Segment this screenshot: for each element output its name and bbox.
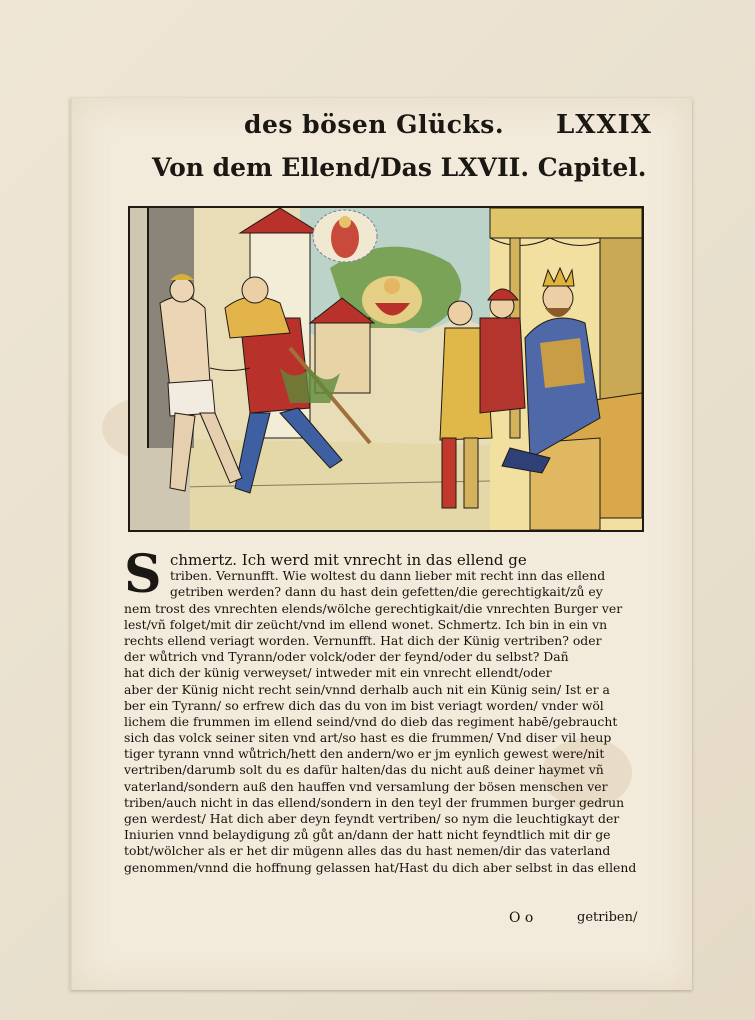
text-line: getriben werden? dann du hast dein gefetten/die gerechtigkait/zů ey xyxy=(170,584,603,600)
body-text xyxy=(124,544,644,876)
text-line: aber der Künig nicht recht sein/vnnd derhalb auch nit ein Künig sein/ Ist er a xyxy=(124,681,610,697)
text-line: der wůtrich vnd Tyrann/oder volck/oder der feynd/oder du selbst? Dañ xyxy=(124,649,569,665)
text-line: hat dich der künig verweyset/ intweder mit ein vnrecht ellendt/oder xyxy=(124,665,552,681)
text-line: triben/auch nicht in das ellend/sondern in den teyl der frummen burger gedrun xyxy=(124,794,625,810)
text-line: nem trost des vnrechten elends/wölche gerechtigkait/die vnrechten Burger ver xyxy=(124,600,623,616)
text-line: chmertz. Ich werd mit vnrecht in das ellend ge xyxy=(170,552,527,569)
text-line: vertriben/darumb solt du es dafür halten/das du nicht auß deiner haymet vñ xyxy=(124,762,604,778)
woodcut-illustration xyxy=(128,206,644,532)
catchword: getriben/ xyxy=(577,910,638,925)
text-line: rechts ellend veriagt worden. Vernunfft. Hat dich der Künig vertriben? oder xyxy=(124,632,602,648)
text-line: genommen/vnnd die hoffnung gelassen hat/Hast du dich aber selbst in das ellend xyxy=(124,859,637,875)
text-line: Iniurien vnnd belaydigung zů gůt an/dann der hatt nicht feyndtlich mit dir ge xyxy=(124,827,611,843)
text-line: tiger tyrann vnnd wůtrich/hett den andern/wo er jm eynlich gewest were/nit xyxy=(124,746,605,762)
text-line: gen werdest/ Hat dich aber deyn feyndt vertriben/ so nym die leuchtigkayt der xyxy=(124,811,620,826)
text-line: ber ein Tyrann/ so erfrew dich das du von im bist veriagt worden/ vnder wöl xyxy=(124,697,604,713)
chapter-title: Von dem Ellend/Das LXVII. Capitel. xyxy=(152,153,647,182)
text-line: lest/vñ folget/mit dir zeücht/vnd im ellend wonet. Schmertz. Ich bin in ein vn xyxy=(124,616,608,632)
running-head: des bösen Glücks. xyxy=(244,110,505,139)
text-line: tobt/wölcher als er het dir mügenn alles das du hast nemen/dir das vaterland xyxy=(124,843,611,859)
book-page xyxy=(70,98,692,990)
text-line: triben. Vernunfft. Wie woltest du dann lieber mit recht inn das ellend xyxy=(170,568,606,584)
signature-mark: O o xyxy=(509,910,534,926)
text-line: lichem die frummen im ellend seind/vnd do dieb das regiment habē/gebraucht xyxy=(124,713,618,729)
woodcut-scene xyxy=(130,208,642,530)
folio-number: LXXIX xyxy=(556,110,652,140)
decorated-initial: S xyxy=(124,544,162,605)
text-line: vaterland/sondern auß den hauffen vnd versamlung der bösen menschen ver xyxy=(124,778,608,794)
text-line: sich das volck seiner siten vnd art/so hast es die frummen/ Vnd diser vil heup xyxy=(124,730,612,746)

_ _ _

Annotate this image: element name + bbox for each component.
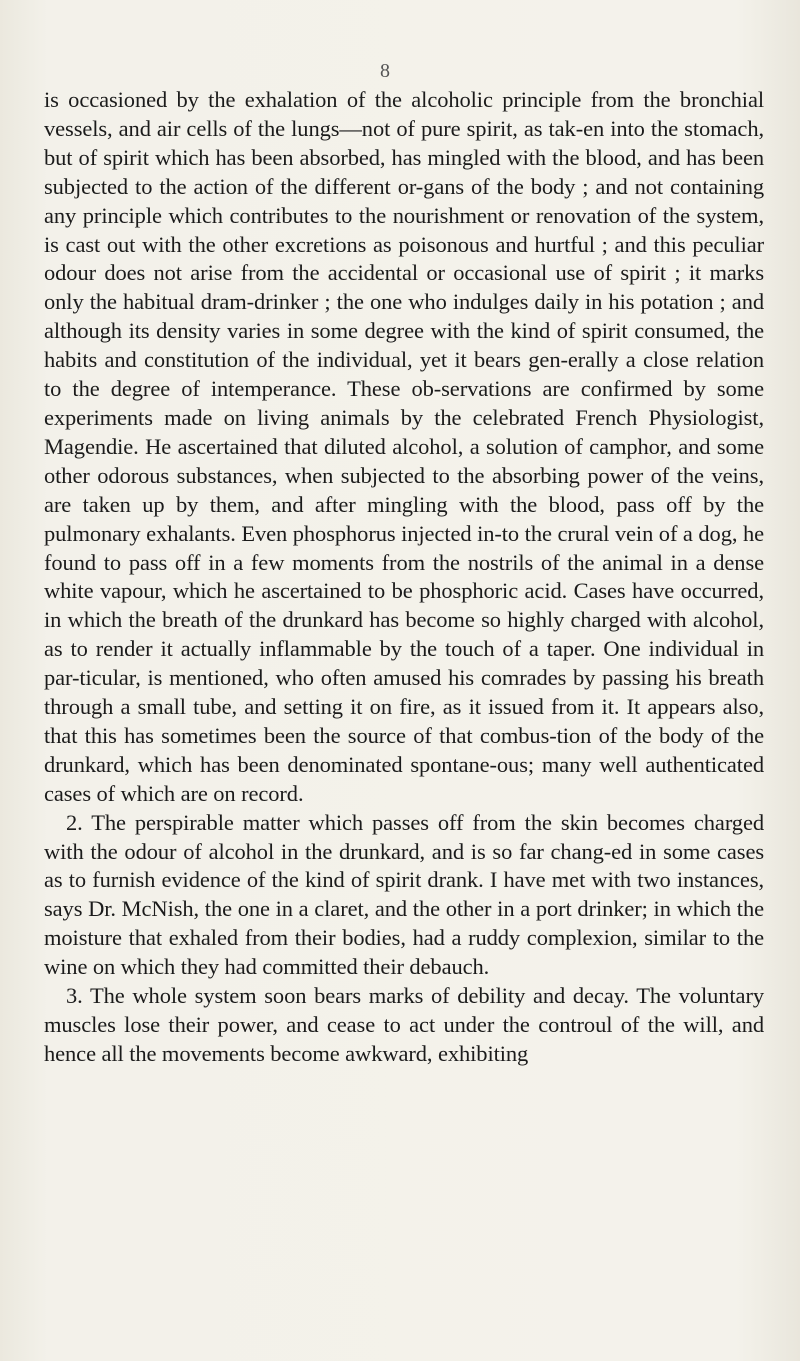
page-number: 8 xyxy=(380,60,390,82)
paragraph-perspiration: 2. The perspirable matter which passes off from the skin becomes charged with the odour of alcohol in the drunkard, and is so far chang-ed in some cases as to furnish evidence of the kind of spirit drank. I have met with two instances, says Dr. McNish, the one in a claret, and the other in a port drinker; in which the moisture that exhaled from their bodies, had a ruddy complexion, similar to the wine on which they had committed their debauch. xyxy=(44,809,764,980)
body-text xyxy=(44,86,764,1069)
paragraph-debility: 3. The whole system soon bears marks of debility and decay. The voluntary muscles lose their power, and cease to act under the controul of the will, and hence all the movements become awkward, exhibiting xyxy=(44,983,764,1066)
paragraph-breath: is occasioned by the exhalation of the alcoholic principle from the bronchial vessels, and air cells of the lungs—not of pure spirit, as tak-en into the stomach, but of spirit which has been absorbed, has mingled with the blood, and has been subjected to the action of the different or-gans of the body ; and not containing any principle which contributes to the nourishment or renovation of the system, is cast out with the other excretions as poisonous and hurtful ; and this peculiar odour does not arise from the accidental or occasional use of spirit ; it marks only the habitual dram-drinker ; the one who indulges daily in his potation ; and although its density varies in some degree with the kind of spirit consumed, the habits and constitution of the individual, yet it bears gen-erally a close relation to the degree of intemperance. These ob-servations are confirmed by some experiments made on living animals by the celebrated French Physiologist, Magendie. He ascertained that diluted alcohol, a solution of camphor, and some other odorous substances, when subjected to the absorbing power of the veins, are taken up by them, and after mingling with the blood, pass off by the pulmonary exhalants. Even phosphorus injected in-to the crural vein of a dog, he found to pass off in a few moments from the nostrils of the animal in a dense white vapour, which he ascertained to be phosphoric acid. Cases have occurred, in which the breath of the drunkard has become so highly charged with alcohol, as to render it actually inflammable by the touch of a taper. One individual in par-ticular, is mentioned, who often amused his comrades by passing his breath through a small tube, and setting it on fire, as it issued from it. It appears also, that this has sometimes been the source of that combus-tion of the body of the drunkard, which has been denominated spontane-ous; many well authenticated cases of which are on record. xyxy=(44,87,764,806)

_ _ _

▶ **EXERCISE**: Return every line above that contains the word "wůtrich".

▶ **EXERCISE OUTPUT**:
text-line: der wůtrich vnd Tyrann/oder volck/oder der feynd/oder du selbst? Dañ xyxy=(124,649,569,665)
text-line: tiger tyrann vnnd wůtrich/hett den andern/wo er jm eynlich gewest were/nit xyxy=(124,746,605,762)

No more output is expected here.